* start Given records *

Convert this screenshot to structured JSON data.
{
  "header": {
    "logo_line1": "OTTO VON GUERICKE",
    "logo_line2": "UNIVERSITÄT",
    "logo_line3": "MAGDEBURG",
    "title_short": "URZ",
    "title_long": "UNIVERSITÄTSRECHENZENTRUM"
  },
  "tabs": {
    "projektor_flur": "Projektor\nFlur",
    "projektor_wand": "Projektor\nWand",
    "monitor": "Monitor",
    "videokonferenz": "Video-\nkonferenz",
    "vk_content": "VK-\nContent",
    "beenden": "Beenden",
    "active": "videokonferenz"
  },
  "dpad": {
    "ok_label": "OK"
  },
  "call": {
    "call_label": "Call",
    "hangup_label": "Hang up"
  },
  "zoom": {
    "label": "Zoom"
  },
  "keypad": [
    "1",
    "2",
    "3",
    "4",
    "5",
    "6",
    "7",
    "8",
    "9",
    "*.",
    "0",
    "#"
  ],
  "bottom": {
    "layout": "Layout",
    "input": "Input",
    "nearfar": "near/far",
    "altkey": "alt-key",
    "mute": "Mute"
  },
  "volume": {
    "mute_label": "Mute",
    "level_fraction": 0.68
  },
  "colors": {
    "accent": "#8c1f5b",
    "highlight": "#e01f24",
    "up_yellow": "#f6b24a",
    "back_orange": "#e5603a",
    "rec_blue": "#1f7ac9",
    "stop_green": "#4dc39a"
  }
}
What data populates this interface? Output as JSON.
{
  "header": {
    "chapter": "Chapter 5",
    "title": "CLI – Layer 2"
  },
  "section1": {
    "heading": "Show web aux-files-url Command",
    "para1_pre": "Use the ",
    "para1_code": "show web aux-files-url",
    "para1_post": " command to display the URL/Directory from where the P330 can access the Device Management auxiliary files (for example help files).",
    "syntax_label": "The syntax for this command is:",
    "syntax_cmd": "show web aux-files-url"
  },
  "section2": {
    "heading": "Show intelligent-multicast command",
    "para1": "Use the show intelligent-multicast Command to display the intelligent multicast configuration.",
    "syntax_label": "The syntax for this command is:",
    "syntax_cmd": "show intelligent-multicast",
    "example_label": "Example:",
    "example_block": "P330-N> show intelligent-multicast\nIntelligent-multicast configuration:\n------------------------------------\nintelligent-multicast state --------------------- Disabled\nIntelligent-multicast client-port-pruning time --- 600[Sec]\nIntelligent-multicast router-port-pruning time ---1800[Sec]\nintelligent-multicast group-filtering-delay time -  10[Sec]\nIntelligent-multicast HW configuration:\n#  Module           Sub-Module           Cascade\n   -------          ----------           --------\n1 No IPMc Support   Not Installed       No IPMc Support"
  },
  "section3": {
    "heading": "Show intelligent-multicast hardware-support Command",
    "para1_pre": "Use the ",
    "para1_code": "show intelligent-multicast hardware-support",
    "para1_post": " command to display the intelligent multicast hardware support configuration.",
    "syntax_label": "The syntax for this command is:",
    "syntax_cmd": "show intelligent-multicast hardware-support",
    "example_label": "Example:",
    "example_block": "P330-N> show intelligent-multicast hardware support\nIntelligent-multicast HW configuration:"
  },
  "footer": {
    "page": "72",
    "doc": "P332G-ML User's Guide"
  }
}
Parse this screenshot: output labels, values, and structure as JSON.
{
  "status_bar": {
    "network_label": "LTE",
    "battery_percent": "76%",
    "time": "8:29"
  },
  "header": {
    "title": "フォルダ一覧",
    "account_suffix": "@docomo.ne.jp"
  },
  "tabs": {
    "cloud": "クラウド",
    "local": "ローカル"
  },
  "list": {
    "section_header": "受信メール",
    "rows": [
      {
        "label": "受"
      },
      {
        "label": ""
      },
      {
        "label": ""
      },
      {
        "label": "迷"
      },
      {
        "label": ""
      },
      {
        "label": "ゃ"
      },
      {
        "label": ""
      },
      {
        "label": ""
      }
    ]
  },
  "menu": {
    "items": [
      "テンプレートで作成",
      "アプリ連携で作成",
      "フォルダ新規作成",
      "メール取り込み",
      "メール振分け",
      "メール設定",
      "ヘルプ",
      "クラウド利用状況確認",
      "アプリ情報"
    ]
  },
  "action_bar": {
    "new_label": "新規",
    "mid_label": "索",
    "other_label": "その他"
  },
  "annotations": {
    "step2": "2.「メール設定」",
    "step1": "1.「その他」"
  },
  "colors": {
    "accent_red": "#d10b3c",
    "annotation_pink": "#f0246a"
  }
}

* end Given records *

• [Exercise]:
Repeat exactly the lines from the line containing "Parse this screenshot: output" through the end of the listing above; both boundary lines are part of the output.

• [Answer to this problem]:
Parse this screenshot: output labels, values, and structure as JSON.
{
  "status_bar": {
    "network_label": "LTE",
    "battery_percent": "76%",
    "time": "8:29"
  },
  "header": {
    "title": "フォルダ一覧",
    "account_suffix": "@docomo.ne.jp"
  },
  "tabs": {
    "cloud": "クラウド",
    "local": "ローカル"
  },
  "list": {
    "section_header": "受信メール",
    "rows": [
      {
        "label": "受"
      },
      {
        "label": ""
      },
      {
        "label": ""
      },
      {
        "label": "迷"
      },
      {
        "label": ""
      },
      {
        "label": "ゃ"
      },
      {
        "label": ""
      },
      {
        "label": ""
      }
    ]
  },
  "menu": {
    "items": [
      "テンプレートで作成",
      "アプリ連携で作成",
      "フォルダ新規作成",
      "メール取り込み",
      "メール振分け",
      "メール設定",
      "ヘルプ",
      "クラウド利用状況確認",
      "アプリ情報"
    ]
  },
  "action_bar": {
    "new_label": "新規",
    "mid_label": "索",
    "other_label": "その他"
  },
  "annotations": {
    "step2": "2.「メール設定」",
    "step1": "1.「その他」"
  },
  "colors": {
    "accent_red": "#d10b3c",
    "annotation_pink": "#f0246a"
  }
}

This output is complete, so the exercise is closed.